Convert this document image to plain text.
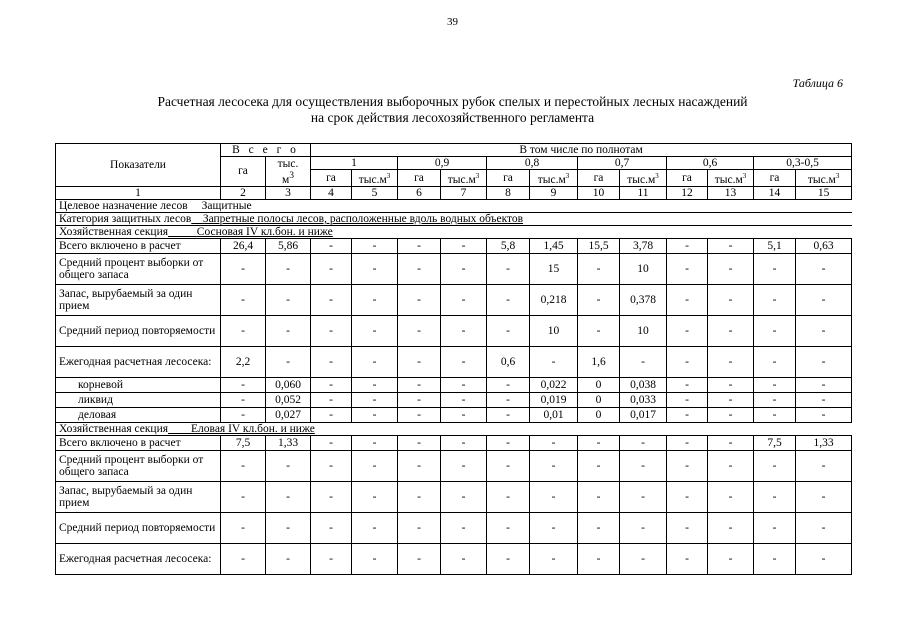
39
Таблица 6
Расчетная лесосека для осуществления выборочных рубок спелых и перестойных лесных насаждений
на срок действия лесохозяйственного регламента
Показатели	В с е г о		В том числе по полнотам											
	га	тыс.
$м^3$	1		0,9		0,8		0,7		0,6		0,3-0,5	
			га	$тыс.м^3$	га	$тыс.м^3$	га	$тыс.м^3$	га	$тыс.м^3$	га	$тыс.м^3$	га	$тыс.м^3$
1	2	3	4	5	6	7	8	9	10	11	12	13	14	15
Целевое назначение лесов Защитные														
Категория защитных лесов__Запретные полосы лесов, расположенные вдоль водных объектов														
Хозяйственная секция_____Сосновая IV кл.бон. и ниже														
Всего включено в расчет	26,4	5,86	-	-	-	-	5,8	1,45	15,5	3,78	-	-	5,1	0,63
Средний процент выборки от общего запаса	-	-	-	-	-	-	-	15	-	10	-	-	-	-
Запас, вырубаемый за один прием	-	-	-	-	-	-	-	0,218	-	0,378	-	-	-	-
Средний период повторяемости	-	-	-	-	-	-	-	10	-	10	-	-	-	-
Ежегодная расчетная лесосека:	2,2	-	-	-	-	-	0,6	-	1,6	-	-	-	-	-
корневой	-	0,060	-	-	-	-	-	0,022	0	0,038	-	-	-	-
ликвид	-	0,052	-	-	-	-	-	0,019	0	0,033	-	-	-	-
деловая	-	0,027	-	-	-	-	-	0,01	0	0,017	-	-	-	-
Хозяйственная секция____Еловая IV кл.бон. и ниже														
Всего включено в расчет	7,5	1,33	-	-	-	-	-	-	-	-	-	-	7,5	1,33
Средний процент выборки от общего запаса	-	-	-	-	-	-	-	-	-	-	-	-	-	-
Запас, вырубаемый за один прием	-	-	-	-	-	-	-	-	-	-	-	-	-	-
Средний период повторяемости	-	-	-	-	-	-	-	-	-	-	-	-	-	-
Ежегодная расчетная лесосека:	-	-	-	-	-	-	-	-	-	-	-	-	-	-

*Your instructions*: Copy out all lines above that include the string "лесосека".

*Task output*:
Расчетная лесосека для осуществления выборочных рубок спелых и перестойных лесных насаждений
Ежегодная расчетная лесосека:	2,2	-	-	-	-	-	0,6	-	1,6	-	-	-	-	-
Ежегодная расчетная лесосека:	-	-	-	-	-	-	-	-	-	-	-	-	-	-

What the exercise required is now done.